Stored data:

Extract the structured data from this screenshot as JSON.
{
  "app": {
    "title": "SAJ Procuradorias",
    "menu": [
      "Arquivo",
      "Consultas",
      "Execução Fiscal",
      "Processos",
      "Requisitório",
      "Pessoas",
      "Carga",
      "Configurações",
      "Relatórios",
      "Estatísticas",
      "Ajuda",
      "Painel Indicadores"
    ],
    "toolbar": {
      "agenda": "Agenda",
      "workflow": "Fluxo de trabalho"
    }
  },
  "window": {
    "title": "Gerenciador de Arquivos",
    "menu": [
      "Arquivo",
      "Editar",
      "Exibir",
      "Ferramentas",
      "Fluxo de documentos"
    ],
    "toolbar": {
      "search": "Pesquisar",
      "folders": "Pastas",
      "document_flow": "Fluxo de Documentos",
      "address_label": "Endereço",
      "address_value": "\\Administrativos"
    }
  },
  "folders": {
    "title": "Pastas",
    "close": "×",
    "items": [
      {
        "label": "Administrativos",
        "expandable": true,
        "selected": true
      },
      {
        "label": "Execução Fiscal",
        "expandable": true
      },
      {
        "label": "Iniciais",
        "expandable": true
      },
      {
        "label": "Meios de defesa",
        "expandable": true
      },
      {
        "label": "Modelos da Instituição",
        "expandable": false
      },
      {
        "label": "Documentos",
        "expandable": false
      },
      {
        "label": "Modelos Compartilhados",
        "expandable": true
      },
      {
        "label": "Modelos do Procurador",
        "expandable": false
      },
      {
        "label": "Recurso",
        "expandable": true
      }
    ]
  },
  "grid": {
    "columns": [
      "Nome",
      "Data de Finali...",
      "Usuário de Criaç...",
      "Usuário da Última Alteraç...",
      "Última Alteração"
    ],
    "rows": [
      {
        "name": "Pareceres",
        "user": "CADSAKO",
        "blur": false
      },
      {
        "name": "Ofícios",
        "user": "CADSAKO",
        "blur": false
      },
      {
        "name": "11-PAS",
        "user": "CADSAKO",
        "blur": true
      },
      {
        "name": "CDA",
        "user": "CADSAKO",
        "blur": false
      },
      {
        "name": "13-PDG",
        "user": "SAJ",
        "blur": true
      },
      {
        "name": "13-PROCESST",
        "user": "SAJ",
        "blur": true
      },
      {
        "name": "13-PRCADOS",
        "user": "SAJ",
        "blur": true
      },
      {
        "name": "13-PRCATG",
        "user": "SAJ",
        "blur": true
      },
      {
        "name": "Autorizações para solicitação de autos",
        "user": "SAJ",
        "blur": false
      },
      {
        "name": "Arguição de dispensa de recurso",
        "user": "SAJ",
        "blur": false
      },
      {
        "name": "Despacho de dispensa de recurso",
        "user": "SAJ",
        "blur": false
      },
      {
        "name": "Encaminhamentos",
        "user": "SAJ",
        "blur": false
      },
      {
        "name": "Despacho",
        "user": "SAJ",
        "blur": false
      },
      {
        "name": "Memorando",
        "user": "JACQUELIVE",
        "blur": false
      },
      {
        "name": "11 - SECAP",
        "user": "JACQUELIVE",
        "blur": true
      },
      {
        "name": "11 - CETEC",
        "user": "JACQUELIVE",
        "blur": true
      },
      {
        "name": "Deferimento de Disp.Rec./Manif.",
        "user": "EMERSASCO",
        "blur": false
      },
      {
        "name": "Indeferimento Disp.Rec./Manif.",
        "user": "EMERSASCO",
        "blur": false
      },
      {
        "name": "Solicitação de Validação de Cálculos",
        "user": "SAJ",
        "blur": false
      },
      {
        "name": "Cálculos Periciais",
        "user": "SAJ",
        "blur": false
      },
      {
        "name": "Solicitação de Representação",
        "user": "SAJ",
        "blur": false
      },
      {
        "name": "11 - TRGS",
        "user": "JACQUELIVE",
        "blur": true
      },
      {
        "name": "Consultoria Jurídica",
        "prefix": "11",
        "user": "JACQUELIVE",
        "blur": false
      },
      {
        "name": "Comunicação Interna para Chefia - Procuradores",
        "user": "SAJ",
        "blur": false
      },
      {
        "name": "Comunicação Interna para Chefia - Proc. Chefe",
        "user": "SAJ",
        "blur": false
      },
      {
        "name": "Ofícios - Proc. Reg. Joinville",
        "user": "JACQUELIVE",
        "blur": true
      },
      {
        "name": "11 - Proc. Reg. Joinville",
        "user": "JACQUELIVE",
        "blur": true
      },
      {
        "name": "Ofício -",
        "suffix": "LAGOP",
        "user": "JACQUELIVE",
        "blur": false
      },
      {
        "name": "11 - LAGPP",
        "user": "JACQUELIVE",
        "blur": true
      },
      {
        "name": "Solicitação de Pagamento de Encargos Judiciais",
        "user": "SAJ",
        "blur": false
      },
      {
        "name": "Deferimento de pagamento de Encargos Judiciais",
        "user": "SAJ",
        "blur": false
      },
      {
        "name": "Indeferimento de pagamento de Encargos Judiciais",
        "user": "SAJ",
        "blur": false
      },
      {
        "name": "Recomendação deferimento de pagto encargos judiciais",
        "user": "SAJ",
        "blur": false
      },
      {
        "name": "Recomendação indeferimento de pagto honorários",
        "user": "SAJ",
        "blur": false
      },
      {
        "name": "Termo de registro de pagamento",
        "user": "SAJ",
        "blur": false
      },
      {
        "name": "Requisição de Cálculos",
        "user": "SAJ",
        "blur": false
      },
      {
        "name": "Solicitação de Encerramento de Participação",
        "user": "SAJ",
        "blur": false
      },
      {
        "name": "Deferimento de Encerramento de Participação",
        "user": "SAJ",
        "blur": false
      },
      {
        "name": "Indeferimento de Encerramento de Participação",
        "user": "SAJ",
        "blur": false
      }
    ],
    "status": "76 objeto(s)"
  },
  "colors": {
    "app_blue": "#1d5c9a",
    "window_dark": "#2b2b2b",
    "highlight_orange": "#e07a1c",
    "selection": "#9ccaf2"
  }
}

> _EXERCISE REQUIREMENTS_
Copy out each line in the listing that has the word "pagto".

> _FULL SOLUTION_
        "name": "Recomendação deferimento de pagto encargos judiciais",
        "name": "Recomendação indeferimento de pagto honorários",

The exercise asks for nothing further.